Data entries:
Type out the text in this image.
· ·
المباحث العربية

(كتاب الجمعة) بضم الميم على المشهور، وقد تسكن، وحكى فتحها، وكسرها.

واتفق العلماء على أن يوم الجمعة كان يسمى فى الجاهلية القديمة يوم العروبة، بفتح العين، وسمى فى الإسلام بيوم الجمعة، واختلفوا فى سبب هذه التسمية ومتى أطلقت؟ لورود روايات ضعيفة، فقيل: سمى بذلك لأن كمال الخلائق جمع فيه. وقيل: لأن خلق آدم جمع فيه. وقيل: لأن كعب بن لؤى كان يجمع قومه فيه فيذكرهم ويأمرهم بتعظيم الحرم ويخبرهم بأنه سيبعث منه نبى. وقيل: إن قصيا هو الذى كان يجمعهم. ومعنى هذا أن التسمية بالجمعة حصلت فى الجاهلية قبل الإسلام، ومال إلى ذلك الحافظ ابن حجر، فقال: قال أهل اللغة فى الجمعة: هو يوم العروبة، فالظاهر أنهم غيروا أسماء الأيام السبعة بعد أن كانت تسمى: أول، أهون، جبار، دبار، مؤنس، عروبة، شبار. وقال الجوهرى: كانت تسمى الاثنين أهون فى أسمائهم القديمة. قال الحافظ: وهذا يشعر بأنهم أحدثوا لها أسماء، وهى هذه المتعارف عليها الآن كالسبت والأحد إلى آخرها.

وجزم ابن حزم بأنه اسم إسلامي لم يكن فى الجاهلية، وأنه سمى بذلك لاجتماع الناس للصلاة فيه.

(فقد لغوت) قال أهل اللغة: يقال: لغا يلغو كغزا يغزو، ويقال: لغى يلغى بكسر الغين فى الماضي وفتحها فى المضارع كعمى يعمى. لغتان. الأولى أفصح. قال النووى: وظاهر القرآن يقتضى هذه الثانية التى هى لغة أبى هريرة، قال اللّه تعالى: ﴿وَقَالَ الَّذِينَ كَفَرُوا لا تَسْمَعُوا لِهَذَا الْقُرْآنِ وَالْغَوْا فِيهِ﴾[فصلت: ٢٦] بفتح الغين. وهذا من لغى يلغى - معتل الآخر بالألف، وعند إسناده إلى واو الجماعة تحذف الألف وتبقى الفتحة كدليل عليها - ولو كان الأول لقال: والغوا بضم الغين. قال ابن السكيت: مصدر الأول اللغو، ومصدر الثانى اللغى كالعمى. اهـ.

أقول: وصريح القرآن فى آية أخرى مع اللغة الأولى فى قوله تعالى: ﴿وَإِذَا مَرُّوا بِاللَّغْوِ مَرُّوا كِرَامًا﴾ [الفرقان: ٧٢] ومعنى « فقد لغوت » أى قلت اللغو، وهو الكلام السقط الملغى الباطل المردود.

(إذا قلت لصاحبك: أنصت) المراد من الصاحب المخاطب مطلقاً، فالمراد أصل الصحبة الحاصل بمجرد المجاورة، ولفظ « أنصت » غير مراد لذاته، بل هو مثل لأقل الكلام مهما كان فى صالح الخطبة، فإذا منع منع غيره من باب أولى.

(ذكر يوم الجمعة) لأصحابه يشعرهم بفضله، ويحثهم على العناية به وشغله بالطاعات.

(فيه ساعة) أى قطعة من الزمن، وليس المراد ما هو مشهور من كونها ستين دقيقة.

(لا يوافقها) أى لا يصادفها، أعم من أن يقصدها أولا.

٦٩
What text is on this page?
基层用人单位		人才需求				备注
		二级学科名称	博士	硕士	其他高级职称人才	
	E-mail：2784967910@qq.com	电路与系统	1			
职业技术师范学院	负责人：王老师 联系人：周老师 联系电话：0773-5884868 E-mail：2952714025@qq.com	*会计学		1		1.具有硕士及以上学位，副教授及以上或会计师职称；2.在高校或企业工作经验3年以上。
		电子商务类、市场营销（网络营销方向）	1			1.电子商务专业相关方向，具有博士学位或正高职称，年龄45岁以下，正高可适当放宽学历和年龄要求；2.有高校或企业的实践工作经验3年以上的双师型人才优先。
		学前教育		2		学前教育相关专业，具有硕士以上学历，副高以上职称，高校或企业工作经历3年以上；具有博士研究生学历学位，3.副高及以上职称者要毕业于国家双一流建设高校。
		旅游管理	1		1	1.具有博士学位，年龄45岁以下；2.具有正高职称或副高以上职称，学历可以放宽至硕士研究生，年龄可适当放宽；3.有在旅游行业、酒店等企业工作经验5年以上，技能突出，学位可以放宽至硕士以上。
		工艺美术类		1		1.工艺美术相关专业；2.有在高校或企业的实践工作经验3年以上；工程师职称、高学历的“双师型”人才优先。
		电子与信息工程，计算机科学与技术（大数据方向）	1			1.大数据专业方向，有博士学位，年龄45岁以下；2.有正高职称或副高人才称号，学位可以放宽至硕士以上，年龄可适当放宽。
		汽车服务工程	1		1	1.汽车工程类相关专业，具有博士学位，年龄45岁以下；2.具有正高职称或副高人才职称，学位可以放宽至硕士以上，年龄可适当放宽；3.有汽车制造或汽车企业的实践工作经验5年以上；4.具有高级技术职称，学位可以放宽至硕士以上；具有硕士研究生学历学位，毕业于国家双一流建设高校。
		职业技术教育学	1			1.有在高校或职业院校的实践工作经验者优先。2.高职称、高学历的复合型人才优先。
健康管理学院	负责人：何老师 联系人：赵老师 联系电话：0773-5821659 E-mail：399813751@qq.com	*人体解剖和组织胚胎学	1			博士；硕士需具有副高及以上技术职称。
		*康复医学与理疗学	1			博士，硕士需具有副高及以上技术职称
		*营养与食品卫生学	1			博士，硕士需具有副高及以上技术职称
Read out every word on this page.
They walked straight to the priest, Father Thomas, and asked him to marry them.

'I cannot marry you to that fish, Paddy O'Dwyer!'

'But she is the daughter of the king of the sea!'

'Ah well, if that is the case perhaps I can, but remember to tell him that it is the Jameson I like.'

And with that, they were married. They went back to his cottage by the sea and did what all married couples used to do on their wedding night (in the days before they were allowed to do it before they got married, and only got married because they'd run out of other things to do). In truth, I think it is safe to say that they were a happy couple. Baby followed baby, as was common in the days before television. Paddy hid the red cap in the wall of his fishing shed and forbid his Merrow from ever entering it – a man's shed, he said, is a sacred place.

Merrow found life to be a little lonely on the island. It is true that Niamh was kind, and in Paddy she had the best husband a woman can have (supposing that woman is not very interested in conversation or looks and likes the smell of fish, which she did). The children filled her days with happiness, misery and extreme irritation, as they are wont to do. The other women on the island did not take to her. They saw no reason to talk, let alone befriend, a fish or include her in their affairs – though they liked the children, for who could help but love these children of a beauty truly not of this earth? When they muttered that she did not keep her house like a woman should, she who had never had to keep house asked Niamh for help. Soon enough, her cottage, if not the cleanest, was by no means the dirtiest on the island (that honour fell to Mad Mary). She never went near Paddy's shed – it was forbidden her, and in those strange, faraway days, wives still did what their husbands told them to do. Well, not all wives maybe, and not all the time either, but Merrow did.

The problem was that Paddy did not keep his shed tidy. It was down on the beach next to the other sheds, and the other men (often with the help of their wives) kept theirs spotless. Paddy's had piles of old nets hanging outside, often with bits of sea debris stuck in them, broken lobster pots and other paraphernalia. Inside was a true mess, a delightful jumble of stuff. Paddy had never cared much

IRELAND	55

Set exercise: List every line from the entries above in which "marry" appears.

Exercise response:
They walked straight to the priest, Father Thomas, and asked him to marry them.
'I cannot marry you to that fish, Paddy O'Dwyer!'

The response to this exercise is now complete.